[Annotated element rows]
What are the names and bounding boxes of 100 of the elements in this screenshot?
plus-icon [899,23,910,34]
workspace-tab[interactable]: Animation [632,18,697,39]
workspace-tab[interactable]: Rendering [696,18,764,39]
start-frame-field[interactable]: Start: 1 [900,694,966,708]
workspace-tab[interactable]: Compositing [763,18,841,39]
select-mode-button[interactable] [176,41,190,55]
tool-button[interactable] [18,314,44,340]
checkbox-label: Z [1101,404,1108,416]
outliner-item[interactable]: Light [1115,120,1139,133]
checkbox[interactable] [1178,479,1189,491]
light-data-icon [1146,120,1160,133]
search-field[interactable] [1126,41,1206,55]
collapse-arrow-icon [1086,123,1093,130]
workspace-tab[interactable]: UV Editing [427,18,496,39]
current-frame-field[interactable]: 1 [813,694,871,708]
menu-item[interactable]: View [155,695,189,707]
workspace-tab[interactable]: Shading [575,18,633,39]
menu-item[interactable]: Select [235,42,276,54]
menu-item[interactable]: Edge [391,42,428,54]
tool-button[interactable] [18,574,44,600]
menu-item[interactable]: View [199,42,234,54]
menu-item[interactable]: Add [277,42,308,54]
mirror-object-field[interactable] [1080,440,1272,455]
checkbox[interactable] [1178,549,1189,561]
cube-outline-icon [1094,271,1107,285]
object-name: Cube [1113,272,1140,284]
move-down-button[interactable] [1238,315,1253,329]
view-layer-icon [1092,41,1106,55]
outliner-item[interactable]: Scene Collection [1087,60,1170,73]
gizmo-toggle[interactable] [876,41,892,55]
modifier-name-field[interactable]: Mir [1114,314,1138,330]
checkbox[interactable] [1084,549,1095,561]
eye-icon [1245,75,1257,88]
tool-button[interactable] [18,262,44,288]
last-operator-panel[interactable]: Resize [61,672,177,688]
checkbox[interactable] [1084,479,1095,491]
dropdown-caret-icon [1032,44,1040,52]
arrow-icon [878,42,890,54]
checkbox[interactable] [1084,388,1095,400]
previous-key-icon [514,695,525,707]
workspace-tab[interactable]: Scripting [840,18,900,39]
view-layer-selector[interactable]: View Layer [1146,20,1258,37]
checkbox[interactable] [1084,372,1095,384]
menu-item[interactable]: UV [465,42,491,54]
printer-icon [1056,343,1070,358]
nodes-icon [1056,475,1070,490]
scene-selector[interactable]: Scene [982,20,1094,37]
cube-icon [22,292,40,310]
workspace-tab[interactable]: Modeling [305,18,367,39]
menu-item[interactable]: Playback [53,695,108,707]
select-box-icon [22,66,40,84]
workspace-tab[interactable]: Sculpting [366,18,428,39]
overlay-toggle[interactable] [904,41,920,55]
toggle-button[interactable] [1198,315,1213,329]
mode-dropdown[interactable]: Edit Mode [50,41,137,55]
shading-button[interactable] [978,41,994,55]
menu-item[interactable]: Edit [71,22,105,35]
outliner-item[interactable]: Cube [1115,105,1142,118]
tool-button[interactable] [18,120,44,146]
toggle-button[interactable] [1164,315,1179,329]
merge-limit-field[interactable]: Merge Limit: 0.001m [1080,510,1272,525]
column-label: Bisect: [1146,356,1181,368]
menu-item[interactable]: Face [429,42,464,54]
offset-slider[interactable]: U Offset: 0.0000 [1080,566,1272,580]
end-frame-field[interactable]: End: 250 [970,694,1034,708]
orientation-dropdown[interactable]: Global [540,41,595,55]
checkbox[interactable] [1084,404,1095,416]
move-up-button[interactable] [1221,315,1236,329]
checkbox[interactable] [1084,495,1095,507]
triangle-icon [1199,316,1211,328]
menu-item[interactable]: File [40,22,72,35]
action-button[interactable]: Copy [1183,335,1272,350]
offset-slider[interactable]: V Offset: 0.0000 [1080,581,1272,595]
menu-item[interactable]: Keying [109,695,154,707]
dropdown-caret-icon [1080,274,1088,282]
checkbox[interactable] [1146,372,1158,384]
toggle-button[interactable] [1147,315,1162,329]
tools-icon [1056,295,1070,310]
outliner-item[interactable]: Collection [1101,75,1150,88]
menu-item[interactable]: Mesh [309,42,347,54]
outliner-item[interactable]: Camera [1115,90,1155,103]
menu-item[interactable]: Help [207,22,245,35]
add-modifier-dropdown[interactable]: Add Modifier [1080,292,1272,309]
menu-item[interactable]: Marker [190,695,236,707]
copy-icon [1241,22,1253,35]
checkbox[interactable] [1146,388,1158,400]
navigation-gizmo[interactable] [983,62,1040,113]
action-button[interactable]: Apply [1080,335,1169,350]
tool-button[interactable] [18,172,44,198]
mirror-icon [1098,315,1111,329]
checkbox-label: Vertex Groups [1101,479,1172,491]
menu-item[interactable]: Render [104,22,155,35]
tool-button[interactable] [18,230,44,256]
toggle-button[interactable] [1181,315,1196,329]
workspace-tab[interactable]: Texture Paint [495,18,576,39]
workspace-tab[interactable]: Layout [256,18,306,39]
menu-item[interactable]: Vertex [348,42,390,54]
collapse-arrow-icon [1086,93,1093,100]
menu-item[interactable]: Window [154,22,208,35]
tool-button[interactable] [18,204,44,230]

◆ Your objective
Report every line in the rows above that contains the string "workspace", matching case exactly.

◆ The reply
workspace-tab[interactable]: Animation [632,18,697,39]
workspace-tab[interactable]: Rendering [696,18,764,39]
workspace-tab[interactable]: Compositing [763,18,841,39]
workspace-tab[interactable]: UV Editing [427,18,496,39]
workspace-tab[interactable]: Shading [575,18,633,39]
workspace-tab[interactable]: Scripting [840,18,900,39]
workspace-tab[interactable]: Modeling [305,18,367,39]
workspace-tab[interactable]: Sculpting [366,18,428,39]
workspace-tab[interactable]: Texture Paint [495,18,576,39]
workspace-tab[interactable]: Layout [256,18,306,39]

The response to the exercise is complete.